Return all the data below as it stands, minus the pictures.

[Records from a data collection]
___
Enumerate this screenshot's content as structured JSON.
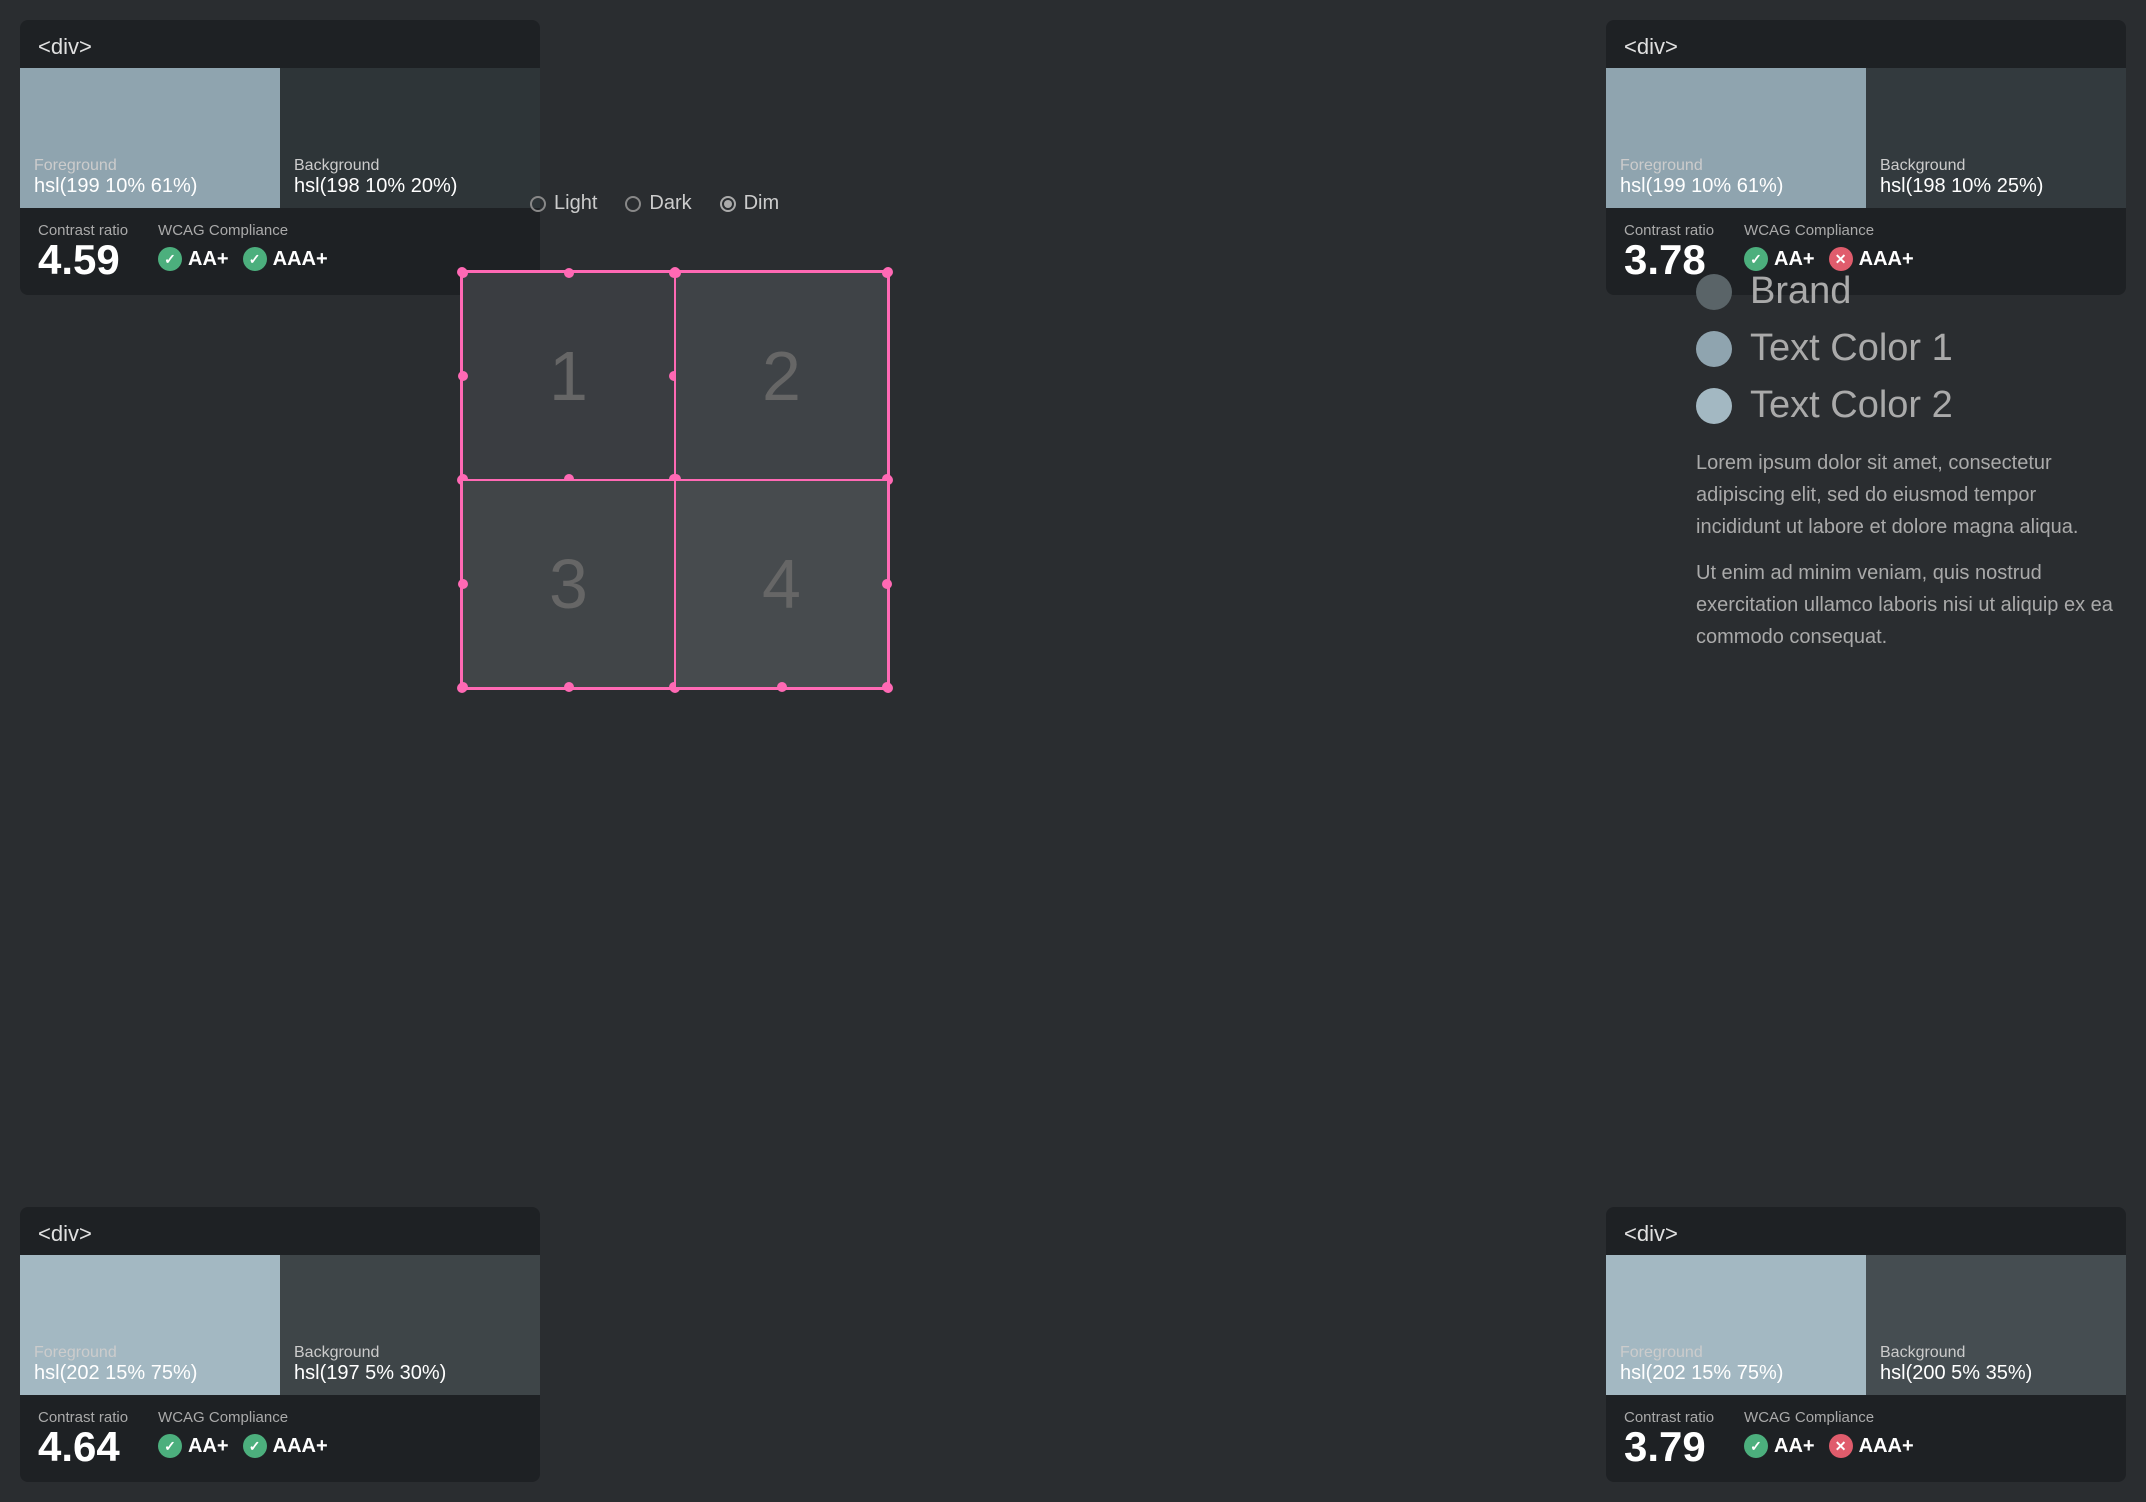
{
  "cards": {
    "top_left": {
      "header": "<div>",
      "foreground_label": "Foreground",
      "foreground_value": "hsl(199 10% 61%)",
      "background_label": "Background",
      "background_value": "hsl(198 10% 20%)",
      "contrast_label": "Contrast ratio",
      "contrast_value": "4.59",
      "wcag_label": "WCAG Compliance",
      "aa_label": "AA+",
      "aaa_label": "AAA+",
      "aa_pass": true,
      "aaa_pass": true
    },
    "top_right": {
      "header": "<div>",
      "foreground_label": "Foreground",
      "foreground_value": "hsl(199 10% 61%)",
      "background_label": "Background",
      "background_value": "hsl(198 10% 25%)",
      "contrast_label": "Contrast ratio",
      "contrast_value": "3.78",
      "wcag_label": "WCAG Compliance",
      "aa_label": "AA+",
      "aaa_label": "AAA+",
      "aa_pass": true,
      "aaa_pass": false
    },
    "bottom_left": {
      "header": "<div>",
      "foreground_label": "Foreground",
      "foreground_value": "hsl(202 15% 75%)",
      "background_label": "Background",
      "background_value": "hsl(197 5% 30%)",
      "contrast_label": "Contrast ratio",
      "contrast_value": "4.64",
      "wcag_label": "WCAG Compliance",
      "aa_label": "AA+",
      "aaa_label": "AAA+",
      "aa_pass": true,
      "aaa_pass": true
    },
    "bottom_right": {
      "header": "<div>",
      "foreground_label": "Foreground",
      "foreground_value": "hsl(202 15% 75%)",
      "background_label": "Background",
      "background_value": "hsl(200 5% 35%)",
      "contrast_label": "Contrast ratio",
      "contrast_value": "3.79",
      "wcag_label": "WCAG Compliance",
      "aa_label": "AA+",
      "aaa_label": "AAA+",
      "aa_pass": true,
      "aaa_pass": false
    }
  },
  "mode_selector": {
    "options": [
      "Light",
      "Dark",
      "Dim"
    ],
    "selected": "Dim"
  },
  "grid": {
    "cells": [
      "1",
      "2",
      "3",
      "4"
    ]
  },
  "legend": {
    "items": [
      {
        "label": "Brand",
        "color": "#5a6468"
      },
      {
        "label": "Text Color 1",
        "color": "#8fa4af"
      },
      {
        "label": "Text Color 2",
        "color": "#a3b8c2"
      }
    ]
  },
  "lorem": {
    "p1": "Lorem ipsum dolor sit amet, consectetur adipiscing elit, sed do eiusmod tempor incididunt ut labore et dolore magna aliqua.",
    "p2": "Ut enim ad minim veniam, quis nostrud exercitation ullamco laboris nisi ut aliquip ex ea commodo consequat."
  }
}
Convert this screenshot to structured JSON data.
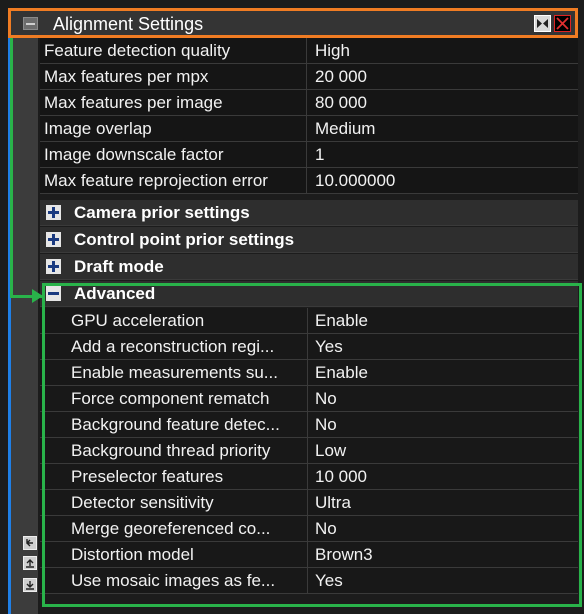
{
  "title_bar": {
    "title": "Alignment Settings"
  },
  "rows": [
    {
      "name": "Feature detection quality",
      "value": "High"
    },
    {
      "name": "Max features per mpx",
      "value": "20 000"
    },
    {
      "name": "Max features per image",
      "value": "80 000"
    },
    {
      "name": "Image overlap",
      "value": "Medium"
    },
    {
      "name": "Image downscale factor",
      "value": "1"
    },
    {
      "name": "Max feature reprojection error",
      "value": "10.000000"
    }
  ],
  "groups": [
    {
      "label": "Camera prior settings",
      "expanded": false
    },
    {
      "label": "Control point prior settings",
      "expanded": false
    },
    {
      "label": "Draft mode",
      "expanded": false
    },
    {
      "label": "Advanced",
      "expanded": true
    }
  ],
  "advanced_rows": [
    {
      "name": "GPU acceleration",
      "value": "Enable"
    },
    {
      "name": "Add a reconstruction regi...",
      "value": "Yes"
    },
    {
      "name": "Enable measurements su...",
      "value": "Enable"
    },
    {
      "name": "Force component rematch",
      "value": "No"
    },
    {
      "name": "Background feature detec...",
      "value": "No"
    },
    {
      "name": "Background thread priority",
      "value": "Low"
    },
    {
      "name": "Preselector features",
      "value": "10 000"
    },
    {
      "name": "Detector sensitivity",
      "value": "Ultra"
    },
    {
      "name": "Merge georeferenced co...",
      "value": "No"
    },
    {
      "name": "Distortion model",
      "value": "Brown3"
    },
    {
      "name": "Use mosaic images as fe...",
      "value": "Yes"
    }
  ],
  "colors": {
    "highlight_title": "#f07c23",
    "highlight_advanced": "#29b34a",
    "panel_edge": "#1f7fe6"
  }
}
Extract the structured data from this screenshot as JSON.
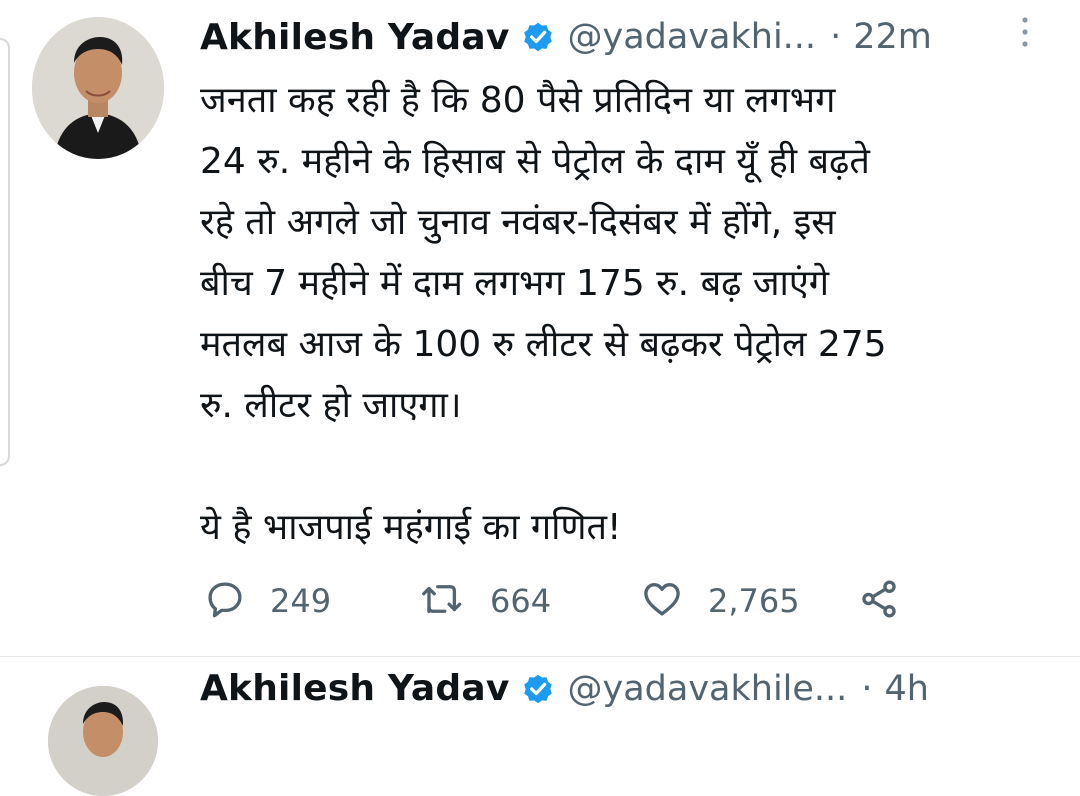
{
  "tweet": {
    "author_name": "Akhilesh Yadav",
    "handle": "@yadavakhi...",
    "separator": "·",
    "time": "22m",
    "body_lines": [
      "जनता कह रही है कि 80 पैसे प्रतिदिन या लगभग",
      "24 रु. महीने के हिसाब से पेट्रोल के दाम यूँ ही बढ़ते",
      "रहे तो अगले जो चुनाव नवंबर-दिसंबर में होंगे, इस",
      "बीच 7 महीने में दाम लगभग 175 रु. बढ़ जाएंगे",
      "मतलब आज के 100 रु लीटर से बढ़कर पेट्रोल 275",
      "रु. लीटर हो जाएगा।"
    ],
    "closing_line": "ये है भाजपाई महंगाई का गणित!",
    "replies": "249",
    "retweets": "664",
    "likes": "2,765"
  },
  "next_tweet": {
    "author_name": "Akhilesh Yadav",
    "handle": "@yadavakhile...",
    "time": "4h"
  },
  "icons": {
    "verified": "verified-badge-icon",
    "more": "more-vertical-icon",
    "reply": "reply-icon",
    "retweet": "retweet-icon",
    "like": "heart-icon",
    "share": "share-icon"
  },
  "colors": {
    "text": "#0f1419",
    "secondary": "#536471",
    "verified": "#1d9bf0"
  }
}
___
## FULL RESPONSE
Enumerate this screenshot's content as structured JSON.
{
  "cards": {
    "top_left": {
      "header": "<div>",
      "foreground_label": "Foreground",
      "foreground_value": "hsl(199 10% 61%)",
      "background_label": "Background",
      "background_value": "hsl(198 10% 20%)",
      "contrast_label": "Contrast ratio",
      "contrast_value": "4.59",
      "wcag_label": "WCAG Compliance",
      "aa_label": "AA+",
      "aaa_label": "AAA+",
      "aa_pass": true,
      "aaa_pass": true
    },
    "top_right": {
      "header": "<div>",
      "foreground_label": "Foreground",
      "foreground_value": "hsl(199 10% 61%)",
      "background_label": "Background",
      "background_value": "hsl(198 10% 25%)",
      "contrast_label": "Contrast ratio",
      "contrast_value": "3.78",
      "wcag_label": "WCAG Compliance",
      "aa_label": "AA+",
      "aaa_label": "AAA+",
      "aa_pass": true,
      "aaa_pass": false
    },
    "bottom_left": {
      "header": "<div>",
      "foreground_label": "Foreground",
      "foreground_value": "hsl(202 15% 75%)",
      "background_label": "Background",
      "background_value": "hsl(197 5% 30%)",
      "contrast_label": "Contrast ratio",
      "contrast_value": "4.64",
      "wcag_label": "WCAG Compliance",
      "aa_label": "AA+",
      "aaa_label": "AAA+",
      "aa_pass": true,
      "aaa_pass": true
    },
    "bottom_right": {
      "header": "<div>",
      "foreground_label": "Foreground",
      "foreground_value": "hsl(202 15% 75%)",
      "background_label": "Background",
      "background_value": "hsl(200 5% 35%)",
      "contrast_label": "Contrast ratio",
      "contrast_value": "3.79",
      "wcag_label": "WCAG Compliance",
      "aa_label": "AA+",
      "aaa_label": "AAA+",
      "aa_pass": true,
      "aaa_pass": false
    }
  },
  "mode_selector": {
    "options": [
      "Light",
      "Dark",
      "Dim"
    ],
    "selected": "Dim"
  },
  "grid": {
    "cells": [
      "1",
      "2",
      "3",
      "4"
    ]
  },
  "legend": {
    "items": [
      {
        "label": "Brand",
        "color": "#5a6468"
      },
      {
        "label": "Text Color 1",
        "color": "#8fa4af"
      },
      {
        "label": "Text Color 2",
        "color": "#a3b8c2"
      }
    ]
  },
  "lorem": {
    "p1": "Lorem ipsum dolor sit amet, consectetur adipiscing elit, sed do eiusmod tempor incididunt ut labore et dolore magna aliqua.",
    "p2": "Ut enim ad minim veniam, quis nostrud exercitation ullamco laboris nisi ut aliquip ex ea commodo consequat."
  }
}
Convert this screenshot to structured JSON data.
{
  "title_bar": {
    "title": "Alignment Settings"
  },
  "rows": [
    {
      "name": "Feature detection quality",
      "value": "High"
    },
    {
      "name": "Max features per mpx",
      "value": "20 000"
    },
    {
      "name": "Max features per image",
      "value": "80 000"
    },
    {
      "name": "Image overlap",
      "value": "Medium"
    },
    {
      "name": "Image downscale factor",
      "value": "1"
    },
    {
      "name": "Max feature reprojection error",
      "value": "10.000000"
    }
  ],
  "groups": [
    {
      "label": "Camera prior settings",
      "expanded": false
    },
    {
      "label": "Control point prior settings",
      "expanded": false
    },
    {
      "label": "Draft mode",
      "expanded": false
    },
    {
      "label": "Advanced",
      "expanded": true
    }
  ],
  "advanced_rows": [
    {
      "name": "GPU acceleration",
      "value": "Enable"
    },
    {
      "name": "Add a reconstruction regi...",
      "value": "Yes"
    },
    {
      "name": "Enable measurements su...",
      "value": "Enable"
    },
    {
      "name": "Force component rematch",
      "value": "No"
    },
    {
      "name": "Background feature detec...",
      "value": "No"
    },
    {
      "name": "Background thread priority",
      "value": "Low"
    },
    {
      "name": "Preselector features",
      "value": "10 000"
    },
    {
      "name": "Detector sensitivity",
      "value": "Ultra"
    },
    {
      "name": "Merge georeferenced co...",
      "value": "No"
    },
    {
      "name": "Distortion model",
      "value": "Brown3"
    },
    {
      "name": "Use mosaic images as fe...",
      "value": "Yes"
    }
  ],
  "colors": {
    "highlight_title": "#f07c23",
    "highlight_advanced": "#29b34a",
    "panel_edge": "#1f7fe6"
  }
}
Extract the structured data from this screenshot as JSON.
{
  "tweet": {
    "author_name": "Akhilesh Yadav",
    "handle": "@yadavakhi...",
    "separator": "·",
    "time": "22m",
    "body_lines": [
      "जनता कह रही है कि 80 पैसे प्रतिदिन या लगभग",
      "24 रु. महीने के हिसाब से पेट्रोल के दाम यूँ ही बढ़ते",
      "रहे तो अगले जो चुनाव नवंबर-दिसंबर में होंगे, इस",
      "बीच 7 महीने में दाम लगभग 175 रु. बढ़ जाएंगे",
      "मतलब आज के 100 रु लीटर से बढ़कर पेट्रोल 275",
      "रु. लीटर हो जाएगा।"
    ],
    "closing_line": "ये है भाजपाई महंगाई का गणित!",
    "replies": "249",
    "retweets": "664",
    "likes": "2,765"
  },
  "next_tweet": {
    "author_name": "Akhilesh Yadav",
    "handle": "@yadavakhile...",
    "time": "4h"
  },
  "icons": {
    "verified": "verified-badge-icon",
    "more": "more-vertical-icon",
    "reply": "reply-icon",
    "retweet": "retweet-icon",
    "like": "heart-icon",
    "share": "share-icon"
  },
  "colors": {
    "text": "#0f1419",
    "secondary": "#536471",
    "verified": "#1d9bf0"
  }
}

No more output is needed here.